| Exercise inputs |
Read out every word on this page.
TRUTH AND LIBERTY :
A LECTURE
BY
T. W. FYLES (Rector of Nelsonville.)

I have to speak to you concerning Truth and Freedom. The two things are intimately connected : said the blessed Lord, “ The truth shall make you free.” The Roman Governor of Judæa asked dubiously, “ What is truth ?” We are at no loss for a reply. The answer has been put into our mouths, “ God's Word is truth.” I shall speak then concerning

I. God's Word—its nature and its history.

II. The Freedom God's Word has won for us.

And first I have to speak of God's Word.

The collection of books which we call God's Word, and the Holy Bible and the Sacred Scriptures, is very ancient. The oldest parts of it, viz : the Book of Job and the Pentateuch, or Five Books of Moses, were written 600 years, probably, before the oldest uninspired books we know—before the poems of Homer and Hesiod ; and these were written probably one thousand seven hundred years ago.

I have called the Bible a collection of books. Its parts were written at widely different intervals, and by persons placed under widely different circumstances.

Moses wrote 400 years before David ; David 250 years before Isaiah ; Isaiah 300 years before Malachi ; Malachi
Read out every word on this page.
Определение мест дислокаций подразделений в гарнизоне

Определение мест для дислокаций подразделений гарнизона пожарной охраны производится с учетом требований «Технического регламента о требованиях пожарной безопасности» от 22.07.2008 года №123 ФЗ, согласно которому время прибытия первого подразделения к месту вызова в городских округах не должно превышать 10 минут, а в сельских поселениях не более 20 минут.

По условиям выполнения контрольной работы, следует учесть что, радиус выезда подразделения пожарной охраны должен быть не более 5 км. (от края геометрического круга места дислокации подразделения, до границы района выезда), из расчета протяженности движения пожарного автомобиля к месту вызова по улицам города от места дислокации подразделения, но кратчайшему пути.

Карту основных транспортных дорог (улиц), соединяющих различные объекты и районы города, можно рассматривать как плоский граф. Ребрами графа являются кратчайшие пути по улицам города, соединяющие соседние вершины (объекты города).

| Short exercise |
Quote every entry exactly.

| In response |
Read out every word on this page.
TRUTH AND LIBERTY :
A LECTURE
BY
T. W. FYLES (Rector of Nelsonville.)

I have to speak to you concerning Truth and Freedom. The two things are intimately connected : said the blessed Lord, “ The truth shall make you free.” The Roman Governor of Judæa asked dubiously, “ What is truth ?” We are at no loss for a reply. The answer has been put into our mouths, “ God's Word is truth.” I shall speak then concerning

I. God's Word—its nature and its history.

II. The Freedom God's Word has won for us.

And first I have to speak of God's Word.

The collection of books which we call God's Word, and the Holy Bible and the Sacred Scriptures, is very ancient. The oldest parts of it, viz : the Book of Job and the Pentateuch, or Five Books of Moses, were written 600 years, probably, before the oldest uninspired books we know—before the poems of Homer and Hesiod ; and these were written probably one thousand seven hundred years ago.

I have called the Bible a collection of books. Its parts were written at widely different intervals, and by persons placed under widely different circumstances.

Moses wrote 400 years before David ; David 250 years before Isaiah ; Isaiah 300 years before Malachi ; Malachi
Read out every word on this page.
Определение мест дислокаций подразделений в гарнизоне

Определение мест для дислокаций подразделений гарнизона пожарной охраны производится с учетом требований «Технического регламента о требованиях пожарной безопасности» от 22.07.2008 года №123 ФЗ, согласно которому время прибытия первого подразделения к месту вызова в городских округах не должно превышать 10 минут, а в сельских поселениях не более 20 минут.

По условиям выполнения контрольной работы, следует учесть что, радиус выезда подразделения пожарной охраны должен быть не более 5 км. (от края геометрического круга места дислокации подразделения, до границы района выезда), из расчета протяженности движения пожарного автомобиля к месту вызова по улицам города от места дислокации подразделения, но кратчайшему пути.

Карту основных транспортных дорог (улиц), соединяющих различные объекты и районы города, можно рассматривать как плоский граф. Ребрами графа являются кратчайшие пути по улицам города, соединяющие соседние вершины (объекты города).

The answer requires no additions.